**Short task**
Every record below should be printed exactly as given.

[Stored entries]
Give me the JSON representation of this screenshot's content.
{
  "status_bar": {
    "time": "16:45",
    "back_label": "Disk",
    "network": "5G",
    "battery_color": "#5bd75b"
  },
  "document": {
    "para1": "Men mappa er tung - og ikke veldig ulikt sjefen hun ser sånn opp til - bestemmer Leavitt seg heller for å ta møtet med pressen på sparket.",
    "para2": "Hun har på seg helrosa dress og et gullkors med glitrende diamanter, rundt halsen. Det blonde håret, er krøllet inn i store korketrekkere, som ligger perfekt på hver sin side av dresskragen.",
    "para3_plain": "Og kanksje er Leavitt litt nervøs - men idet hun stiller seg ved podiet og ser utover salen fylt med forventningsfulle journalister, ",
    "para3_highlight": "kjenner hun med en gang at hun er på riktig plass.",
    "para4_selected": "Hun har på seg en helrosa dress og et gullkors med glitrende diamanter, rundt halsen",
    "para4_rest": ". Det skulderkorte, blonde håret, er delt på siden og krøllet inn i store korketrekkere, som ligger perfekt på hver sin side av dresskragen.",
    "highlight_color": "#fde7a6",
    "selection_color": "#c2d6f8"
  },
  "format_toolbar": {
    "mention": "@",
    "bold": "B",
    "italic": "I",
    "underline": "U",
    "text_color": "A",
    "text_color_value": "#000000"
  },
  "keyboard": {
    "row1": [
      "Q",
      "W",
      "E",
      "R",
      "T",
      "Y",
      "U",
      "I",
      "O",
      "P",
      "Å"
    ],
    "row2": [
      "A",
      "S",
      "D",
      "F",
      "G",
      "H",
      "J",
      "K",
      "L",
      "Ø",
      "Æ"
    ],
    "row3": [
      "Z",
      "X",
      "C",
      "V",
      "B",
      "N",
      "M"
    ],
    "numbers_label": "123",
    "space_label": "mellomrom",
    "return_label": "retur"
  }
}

**The response**
Give me the JSON representation of this screenshot's content.
{
  "status_bar": {
    "time": "16:45",
    "back_label": "Disk",
    "network": "5G",
    "battery_color": "#5bd75b"
  },
  "document": {
    "para1": "Men mappa er tung - og ikke veldig ulikt sjefen hun ser sånn opp til - bestemmer Leavitt seg heller for å ta møtet med pressen på sparket.",
    "para2": "Hun har på seg helrosa dress og et gullkors med glitrende diamanter, rundt halsen. Det blonde håret, er krøllet inn i store korketrekkere, som ligger perfekt på hver sin side av dresskragen.",
    "para3_plain": "Og kanksje er Leavitt litt nervøs - men idet hun stiller seg ved podiet og ser utover salen fylt med forventningsfulle journalister, ",
    "para3_highlight": "kjenner hun med en gang at hun er på riktig plass.",
    "para4_selected": "Hun har på seg en helrosa dress og et gullkors med glitrende diamanter, rundt halsen",
    "para4_rest": ". Det skulderkorte, blonde håret, er delt på siden og krøllet inn i store korketrekkere, som ligger perfekt på hver sin side av dresskragen.",
    "highlight_color": "#fde7a6",
    "selection_color": "#c2d6f8"
  },
  "format_toolbar": {
    "mention": "@",
    "bold": "B",
    "italic": "I",
    "underline": "U",
    "text_color": "A",
    "text_color_value": "#000000"
  },
  "keyboard": {
    "row1": [
      "Q",
      "W",
      "E",
      "R",
      "T",
      "Y",
      "U",
      "I",
      "O",
      "P",
      "Å"
    ],
    "row2": [
      "A",
      "S",
      "D",
      "F",
      "G",
      "H",
      "J",
      "K",
      "L",
      "Ø",
      "Æ"
    ],
    "row3": [
      "Z",
      "X",
      "C",
      "V",
      "B",
      "N",
      "M"
    ],
    "numbers_label": "123",
    "space_label": "mellomrom",
    "return_label": "retur"
  }
}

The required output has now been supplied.